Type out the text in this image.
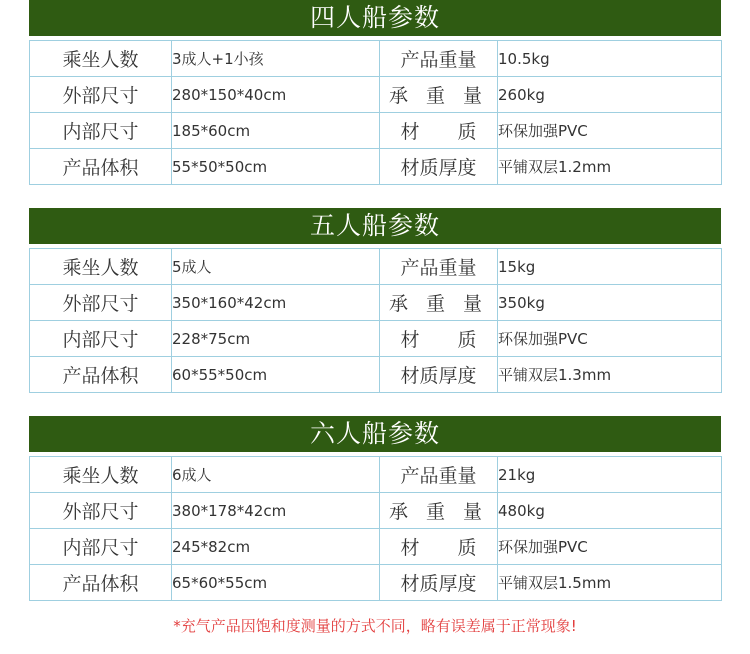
四人船参数
乘坐人数	3成人+1小孩	产品重量	10.5kg
外部尺寸	280*150*40cm	承 重 量	260kg
内部尺寸	185*60cm	材　　质	环保加强PVC
产品体积	55*50*50cm	材质厚度	平铺双层1.2mm
五人船参数
乘坐人数	5成人	产品重量	15kg
外部尺寸	350*160*42cm	承 重 量	350kg
内部尺寸	228*75cm	材　　质	环保加强PVC
产品体积	60*55*50cm	材质厚度	平铺双层1.3mm
六人船参数
乘坐人数	6成人	产品重量	21kg
外部尺寸	380*178*42cm	承 重 量	480kg
内部尺寸	245*82cm	材　　质	环保加强PVC
产品体积	65*60*55cm	材质厚度	平铺双层1.5mm
*充气产品因饱和度测量的方式不同，略有误差属于正常现象!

=-=-=

Extract the full listing above verbatim; pictures are to be left out of the copy.

▸ Answer in full
Type out the text in this image.
四人船参数
乘坐人数	3成人+1小孩	产品重量	10.5kg
外部尺寸	280*150*40cm	承 重 量	260kg
内部尺寸	185*60cm	材　　质	环保加强PVC
产品体积	55*50*50cm	材质厚度	平铺双层1.2mm
五人船参数
乘坐人数	5成人	产品重量	15kg
外部尺寸	350*160*42cm	承 重 量	350kg
内部尺寸	228*75cm	材　　质	环保加强PVC
产品体积	60*55*50cm	材质厚度	平铺双层1.3mm
六人船参数
乘坐人数	6成人	产品重量	21kg
外部尺寸	380*178*42cm	承 重 量	480kg
内部尺寸	245*82cm	材　　质	环保加强PVC
产品体积	65*60*55cm	材质厚度	平铺双层1.5mm
*充气产品因饱和度测量的方式不同，略有误差属于正常现象!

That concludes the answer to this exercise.